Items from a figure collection
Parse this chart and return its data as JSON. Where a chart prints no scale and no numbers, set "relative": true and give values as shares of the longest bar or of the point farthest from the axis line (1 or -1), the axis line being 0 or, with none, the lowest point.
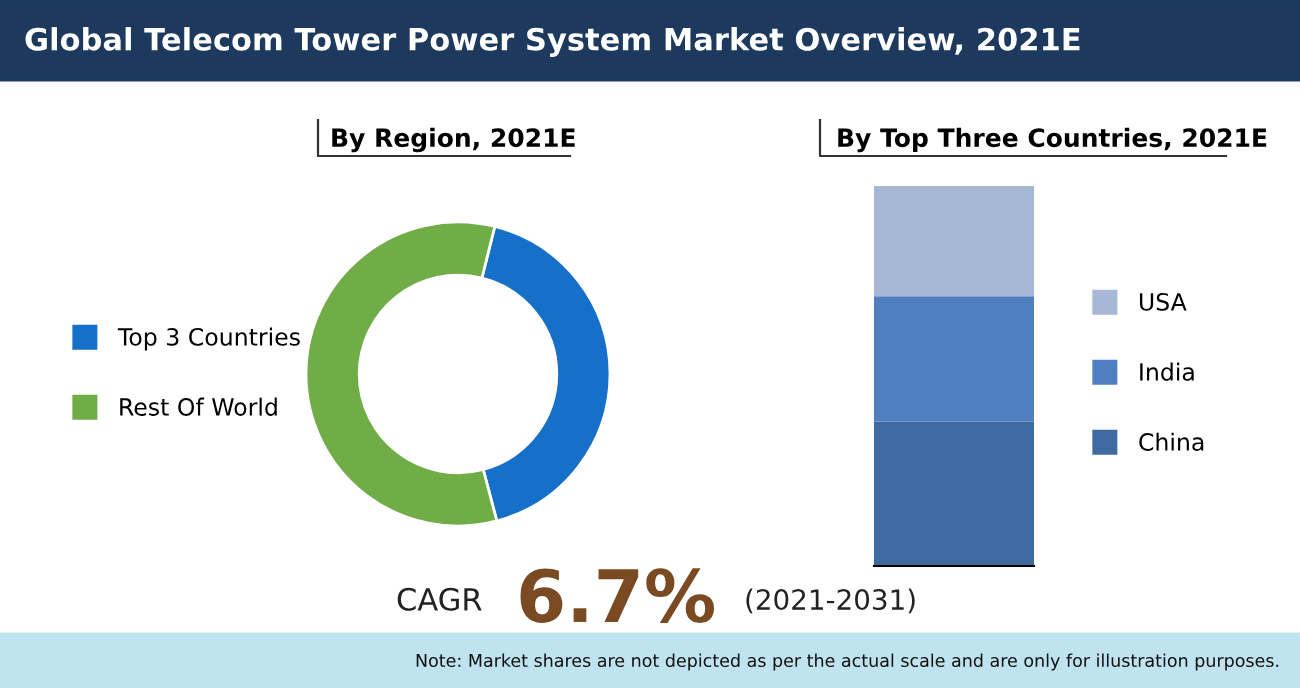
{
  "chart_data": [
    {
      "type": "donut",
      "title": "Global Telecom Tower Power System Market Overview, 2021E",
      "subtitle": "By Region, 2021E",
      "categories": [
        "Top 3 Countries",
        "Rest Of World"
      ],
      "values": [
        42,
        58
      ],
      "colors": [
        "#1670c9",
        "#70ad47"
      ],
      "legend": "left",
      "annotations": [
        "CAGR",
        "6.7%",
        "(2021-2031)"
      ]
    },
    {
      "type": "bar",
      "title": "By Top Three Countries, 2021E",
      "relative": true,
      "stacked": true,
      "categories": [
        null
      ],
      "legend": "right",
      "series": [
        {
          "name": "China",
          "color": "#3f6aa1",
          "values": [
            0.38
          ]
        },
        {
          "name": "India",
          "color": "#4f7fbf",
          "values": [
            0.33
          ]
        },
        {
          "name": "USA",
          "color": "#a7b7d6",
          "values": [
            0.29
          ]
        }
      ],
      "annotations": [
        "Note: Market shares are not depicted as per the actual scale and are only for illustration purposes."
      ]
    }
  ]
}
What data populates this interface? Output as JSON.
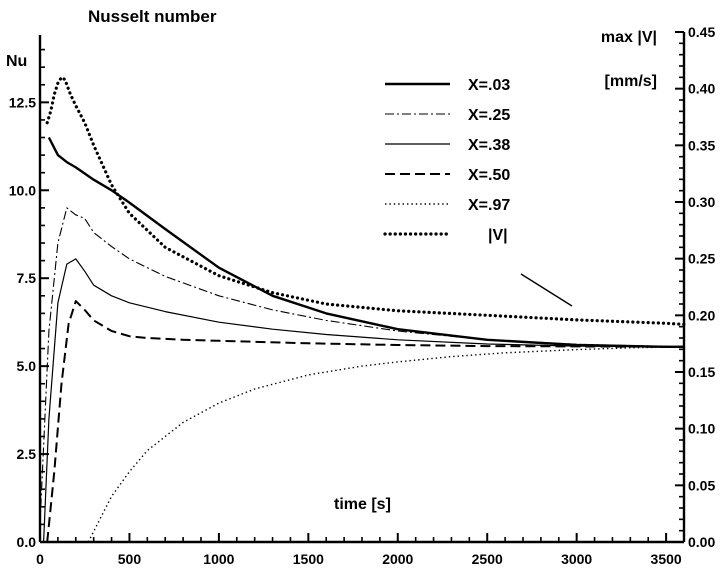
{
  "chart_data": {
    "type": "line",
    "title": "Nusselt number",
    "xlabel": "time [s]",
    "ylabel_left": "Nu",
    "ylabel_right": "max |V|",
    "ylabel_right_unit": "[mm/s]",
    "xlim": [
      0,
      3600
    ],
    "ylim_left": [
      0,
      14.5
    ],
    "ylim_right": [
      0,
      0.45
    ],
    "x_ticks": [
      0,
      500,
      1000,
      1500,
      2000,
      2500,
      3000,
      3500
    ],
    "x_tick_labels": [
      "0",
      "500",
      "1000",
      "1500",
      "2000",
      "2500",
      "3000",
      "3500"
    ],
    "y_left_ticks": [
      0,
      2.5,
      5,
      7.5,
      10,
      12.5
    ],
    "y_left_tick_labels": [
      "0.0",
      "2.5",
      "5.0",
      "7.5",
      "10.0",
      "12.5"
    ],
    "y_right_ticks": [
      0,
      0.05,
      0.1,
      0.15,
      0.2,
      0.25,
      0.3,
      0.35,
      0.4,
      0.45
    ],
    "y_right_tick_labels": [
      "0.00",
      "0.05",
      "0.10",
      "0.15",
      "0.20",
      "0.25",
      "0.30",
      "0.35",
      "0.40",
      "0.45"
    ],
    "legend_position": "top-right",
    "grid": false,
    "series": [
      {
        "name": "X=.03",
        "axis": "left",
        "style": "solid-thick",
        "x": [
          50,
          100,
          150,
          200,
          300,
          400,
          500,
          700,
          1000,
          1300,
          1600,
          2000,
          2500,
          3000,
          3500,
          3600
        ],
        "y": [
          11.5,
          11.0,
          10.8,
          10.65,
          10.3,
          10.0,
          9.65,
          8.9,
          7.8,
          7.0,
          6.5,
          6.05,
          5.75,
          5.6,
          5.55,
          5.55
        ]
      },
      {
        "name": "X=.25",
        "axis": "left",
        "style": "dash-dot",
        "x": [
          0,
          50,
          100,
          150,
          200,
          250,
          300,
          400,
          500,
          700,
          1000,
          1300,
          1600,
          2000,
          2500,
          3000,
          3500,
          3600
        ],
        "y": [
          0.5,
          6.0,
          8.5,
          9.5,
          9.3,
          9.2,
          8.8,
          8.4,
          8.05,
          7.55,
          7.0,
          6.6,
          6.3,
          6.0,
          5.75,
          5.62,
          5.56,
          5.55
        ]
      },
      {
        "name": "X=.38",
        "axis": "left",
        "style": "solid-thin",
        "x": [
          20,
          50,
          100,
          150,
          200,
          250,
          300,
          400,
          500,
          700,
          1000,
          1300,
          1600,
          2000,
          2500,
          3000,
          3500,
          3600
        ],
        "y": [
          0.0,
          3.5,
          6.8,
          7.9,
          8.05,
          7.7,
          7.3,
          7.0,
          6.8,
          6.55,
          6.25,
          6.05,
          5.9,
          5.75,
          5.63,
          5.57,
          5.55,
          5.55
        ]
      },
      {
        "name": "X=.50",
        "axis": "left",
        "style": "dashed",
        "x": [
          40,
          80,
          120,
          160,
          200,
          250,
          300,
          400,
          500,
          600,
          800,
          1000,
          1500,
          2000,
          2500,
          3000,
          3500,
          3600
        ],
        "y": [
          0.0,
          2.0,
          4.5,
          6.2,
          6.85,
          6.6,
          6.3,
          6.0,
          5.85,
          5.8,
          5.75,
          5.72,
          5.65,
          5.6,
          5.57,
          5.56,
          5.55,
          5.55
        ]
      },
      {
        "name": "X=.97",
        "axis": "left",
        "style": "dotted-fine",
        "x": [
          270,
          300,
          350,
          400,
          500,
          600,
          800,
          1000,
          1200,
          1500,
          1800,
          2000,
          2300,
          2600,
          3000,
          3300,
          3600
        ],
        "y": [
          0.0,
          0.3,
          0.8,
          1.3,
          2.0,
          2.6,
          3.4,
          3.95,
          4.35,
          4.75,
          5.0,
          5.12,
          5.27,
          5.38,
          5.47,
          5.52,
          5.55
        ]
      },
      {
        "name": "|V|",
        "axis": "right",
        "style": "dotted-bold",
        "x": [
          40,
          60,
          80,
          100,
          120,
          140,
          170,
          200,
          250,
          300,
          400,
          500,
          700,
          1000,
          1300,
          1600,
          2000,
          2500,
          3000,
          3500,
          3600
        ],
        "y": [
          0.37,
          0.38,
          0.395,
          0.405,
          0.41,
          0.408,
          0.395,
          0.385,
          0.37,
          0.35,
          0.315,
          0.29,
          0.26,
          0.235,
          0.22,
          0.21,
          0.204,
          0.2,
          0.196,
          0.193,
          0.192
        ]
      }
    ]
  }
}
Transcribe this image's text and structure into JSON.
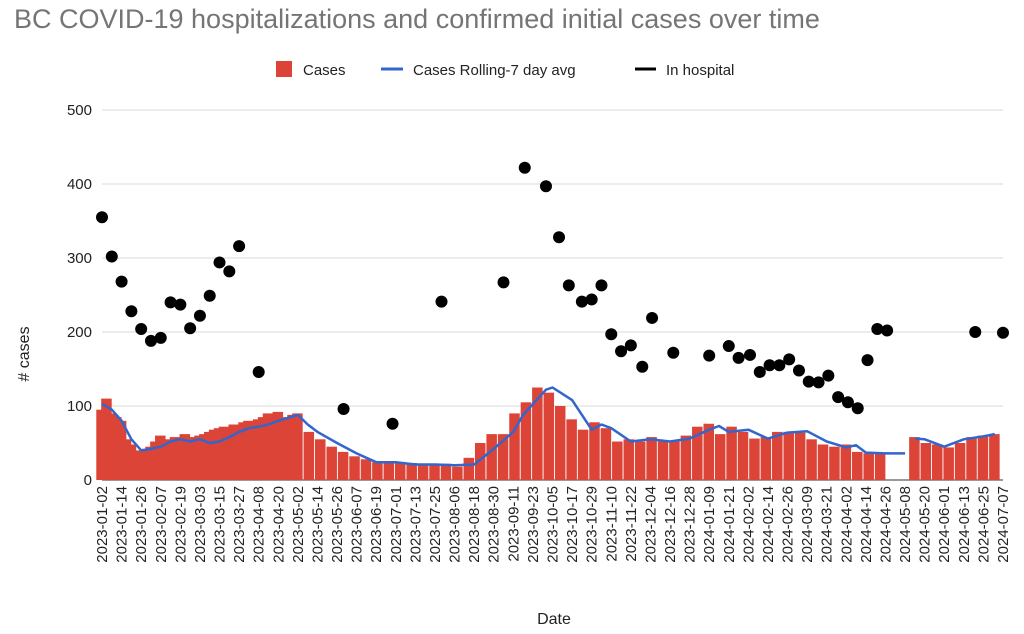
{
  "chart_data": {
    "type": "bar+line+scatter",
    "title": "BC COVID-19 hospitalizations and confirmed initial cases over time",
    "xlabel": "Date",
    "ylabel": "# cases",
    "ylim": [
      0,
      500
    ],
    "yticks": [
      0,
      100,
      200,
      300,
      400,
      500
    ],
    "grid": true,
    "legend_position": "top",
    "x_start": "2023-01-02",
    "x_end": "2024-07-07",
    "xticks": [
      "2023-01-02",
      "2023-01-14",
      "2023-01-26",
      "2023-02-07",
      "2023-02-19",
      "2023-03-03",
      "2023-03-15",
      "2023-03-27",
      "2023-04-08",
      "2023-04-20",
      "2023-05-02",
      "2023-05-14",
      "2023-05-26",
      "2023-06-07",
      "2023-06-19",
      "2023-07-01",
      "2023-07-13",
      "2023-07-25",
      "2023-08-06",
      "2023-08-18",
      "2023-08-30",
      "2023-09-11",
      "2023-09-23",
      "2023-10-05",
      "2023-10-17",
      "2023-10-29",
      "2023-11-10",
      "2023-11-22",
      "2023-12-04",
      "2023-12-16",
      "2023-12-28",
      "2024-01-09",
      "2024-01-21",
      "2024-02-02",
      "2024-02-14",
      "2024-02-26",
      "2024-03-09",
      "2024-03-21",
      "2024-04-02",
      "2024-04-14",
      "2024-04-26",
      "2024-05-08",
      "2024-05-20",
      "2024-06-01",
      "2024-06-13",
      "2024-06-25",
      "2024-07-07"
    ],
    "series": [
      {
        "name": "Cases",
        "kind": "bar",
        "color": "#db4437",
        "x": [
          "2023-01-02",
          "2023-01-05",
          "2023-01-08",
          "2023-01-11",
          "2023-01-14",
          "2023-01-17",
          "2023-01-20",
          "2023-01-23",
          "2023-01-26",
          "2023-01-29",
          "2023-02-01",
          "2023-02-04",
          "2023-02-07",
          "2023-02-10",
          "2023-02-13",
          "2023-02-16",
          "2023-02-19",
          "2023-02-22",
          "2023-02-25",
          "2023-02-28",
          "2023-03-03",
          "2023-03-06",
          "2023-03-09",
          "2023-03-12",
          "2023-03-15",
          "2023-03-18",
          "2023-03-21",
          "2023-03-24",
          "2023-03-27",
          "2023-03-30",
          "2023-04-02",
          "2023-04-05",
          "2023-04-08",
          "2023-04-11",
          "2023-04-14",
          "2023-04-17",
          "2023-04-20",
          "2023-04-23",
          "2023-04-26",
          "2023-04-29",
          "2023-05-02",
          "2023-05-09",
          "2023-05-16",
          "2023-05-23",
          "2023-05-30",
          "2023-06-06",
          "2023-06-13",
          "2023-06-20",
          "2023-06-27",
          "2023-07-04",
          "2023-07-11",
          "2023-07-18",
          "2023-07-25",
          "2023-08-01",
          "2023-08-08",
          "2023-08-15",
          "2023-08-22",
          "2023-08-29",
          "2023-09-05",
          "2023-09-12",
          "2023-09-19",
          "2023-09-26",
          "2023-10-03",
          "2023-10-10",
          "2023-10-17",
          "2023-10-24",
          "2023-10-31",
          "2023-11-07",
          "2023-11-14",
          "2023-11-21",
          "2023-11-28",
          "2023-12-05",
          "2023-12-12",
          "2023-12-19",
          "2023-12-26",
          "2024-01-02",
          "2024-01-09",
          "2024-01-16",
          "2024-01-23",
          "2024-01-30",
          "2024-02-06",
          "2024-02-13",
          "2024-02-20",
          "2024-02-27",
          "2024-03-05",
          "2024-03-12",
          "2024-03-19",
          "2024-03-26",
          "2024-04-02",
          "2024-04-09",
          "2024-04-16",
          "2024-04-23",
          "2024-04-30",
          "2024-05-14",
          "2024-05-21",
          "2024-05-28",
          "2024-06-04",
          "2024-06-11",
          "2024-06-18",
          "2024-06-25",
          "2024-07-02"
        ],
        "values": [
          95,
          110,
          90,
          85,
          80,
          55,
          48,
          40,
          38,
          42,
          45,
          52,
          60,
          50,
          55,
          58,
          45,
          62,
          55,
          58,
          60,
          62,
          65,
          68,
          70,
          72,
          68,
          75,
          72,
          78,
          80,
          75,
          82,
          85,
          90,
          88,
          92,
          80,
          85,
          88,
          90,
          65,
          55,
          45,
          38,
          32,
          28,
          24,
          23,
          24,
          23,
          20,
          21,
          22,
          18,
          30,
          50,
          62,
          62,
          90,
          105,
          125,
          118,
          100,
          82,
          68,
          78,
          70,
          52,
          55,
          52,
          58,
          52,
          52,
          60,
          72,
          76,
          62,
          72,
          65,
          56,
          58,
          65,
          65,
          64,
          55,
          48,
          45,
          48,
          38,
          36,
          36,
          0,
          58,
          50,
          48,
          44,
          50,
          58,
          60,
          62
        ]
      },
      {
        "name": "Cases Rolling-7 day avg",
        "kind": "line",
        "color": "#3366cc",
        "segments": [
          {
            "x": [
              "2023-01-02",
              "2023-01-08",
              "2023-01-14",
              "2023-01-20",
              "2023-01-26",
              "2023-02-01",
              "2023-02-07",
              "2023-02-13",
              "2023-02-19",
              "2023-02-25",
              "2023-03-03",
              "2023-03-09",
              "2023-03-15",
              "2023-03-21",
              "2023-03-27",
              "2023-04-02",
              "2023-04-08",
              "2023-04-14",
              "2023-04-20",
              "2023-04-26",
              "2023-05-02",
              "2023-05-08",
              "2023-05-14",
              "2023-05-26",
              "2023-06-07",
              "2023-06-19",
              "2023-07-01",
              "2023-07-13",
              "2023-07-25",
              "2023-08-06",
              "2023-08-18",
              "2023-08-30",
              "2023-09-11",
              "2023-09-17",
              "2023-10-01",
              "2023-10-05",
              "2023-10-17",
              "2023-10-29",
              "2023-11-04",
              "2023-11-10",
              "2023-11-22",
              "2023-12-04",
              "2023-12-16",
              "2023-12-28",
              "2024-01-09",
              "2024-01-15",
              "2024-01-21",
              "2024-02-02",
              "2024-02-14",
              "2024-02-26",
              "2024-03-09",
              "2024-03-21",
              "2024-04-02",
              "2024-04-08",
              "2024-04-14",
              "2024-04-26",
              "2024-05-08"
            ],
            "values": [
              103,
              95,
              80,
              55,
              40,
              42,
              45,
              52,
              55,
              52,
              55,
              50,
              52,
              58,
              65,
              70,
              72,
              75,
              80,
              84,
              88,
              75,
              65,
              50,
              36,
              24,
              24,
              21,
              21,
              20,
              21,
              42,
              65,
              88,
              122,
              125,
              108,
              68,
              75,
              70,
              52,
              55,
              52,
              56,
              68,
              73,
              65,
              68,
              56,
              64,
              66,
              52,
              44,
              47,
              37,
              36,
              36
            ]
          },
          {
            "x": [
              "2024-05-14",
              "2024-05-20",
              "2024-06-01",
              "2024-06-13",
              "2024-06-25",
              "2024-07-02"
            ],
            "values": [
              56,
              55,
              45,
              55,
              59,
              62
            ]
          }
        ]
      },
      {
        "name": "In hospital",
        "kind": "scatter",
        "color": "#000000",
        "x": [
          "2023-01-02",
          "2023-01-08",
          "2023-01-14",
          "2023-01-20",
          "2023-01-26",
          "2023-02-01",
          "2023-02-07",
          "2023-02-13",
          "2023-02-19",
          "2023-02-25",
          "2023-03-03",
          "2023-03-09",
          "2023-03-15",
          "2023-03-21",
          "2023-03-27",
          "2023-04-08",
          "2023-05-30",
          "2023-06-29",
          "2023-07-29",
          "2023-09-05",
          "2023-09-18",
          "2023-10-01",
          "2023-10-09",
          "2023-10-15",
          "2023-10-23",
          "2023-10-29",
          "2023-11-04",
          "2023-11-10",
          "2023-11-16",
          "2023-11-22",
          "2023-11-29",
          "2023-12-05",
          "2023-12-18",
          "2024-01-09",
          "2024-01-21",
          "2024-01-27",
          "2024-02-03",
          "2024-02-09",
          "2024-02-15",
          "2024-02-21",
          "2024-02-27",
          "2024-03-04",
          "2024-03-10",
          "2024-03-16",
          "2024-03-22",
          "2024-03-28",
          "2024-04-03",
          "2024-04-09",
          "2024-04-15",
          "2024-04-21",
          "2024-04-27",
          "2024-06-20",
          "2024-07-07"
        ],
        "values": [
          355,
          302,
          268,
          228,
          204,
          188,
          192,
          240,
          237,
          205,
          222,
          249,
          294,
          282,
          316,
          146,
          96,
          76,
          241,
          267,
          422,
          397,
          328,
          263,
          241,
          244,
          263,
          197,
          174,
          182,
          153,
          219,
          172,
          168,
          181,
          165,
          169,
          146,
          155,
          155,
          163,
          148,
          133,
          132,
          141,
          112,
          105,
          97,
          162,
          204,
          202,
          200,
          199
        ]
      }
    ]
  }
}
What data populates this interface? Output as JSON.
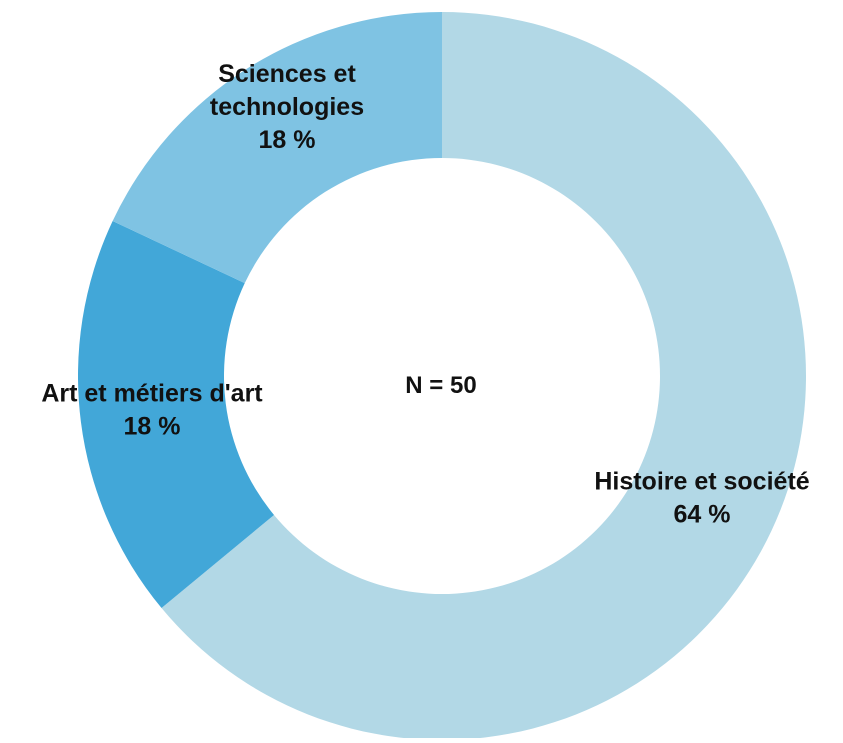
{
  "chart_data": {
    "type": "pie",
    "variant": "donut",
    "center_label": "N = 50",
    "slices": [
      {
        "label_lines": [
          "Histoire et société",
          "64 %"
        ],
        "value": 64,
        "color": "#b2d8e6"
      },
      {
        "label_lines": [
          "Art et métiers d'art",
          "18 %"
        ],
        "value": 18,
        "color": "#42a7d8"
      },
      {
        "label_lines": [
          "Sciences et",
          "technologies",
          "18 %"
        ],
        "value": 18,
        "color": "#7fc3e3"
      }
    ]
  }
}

What to work on
Locate all lines holding the word "name", then copy them out.

Output
          "name": "China",
          "name": "India",
          "name": "USA",
        "name": "X=.03",
        "name": "X=.25",
        "name": "X=.38",
        "name": "X=.50",
        "name": "X=.97",
        "name": "|V|",
        "name": "Cases",
        "name": "Cases Rolling-7 day avg",
        "name": "In hospital",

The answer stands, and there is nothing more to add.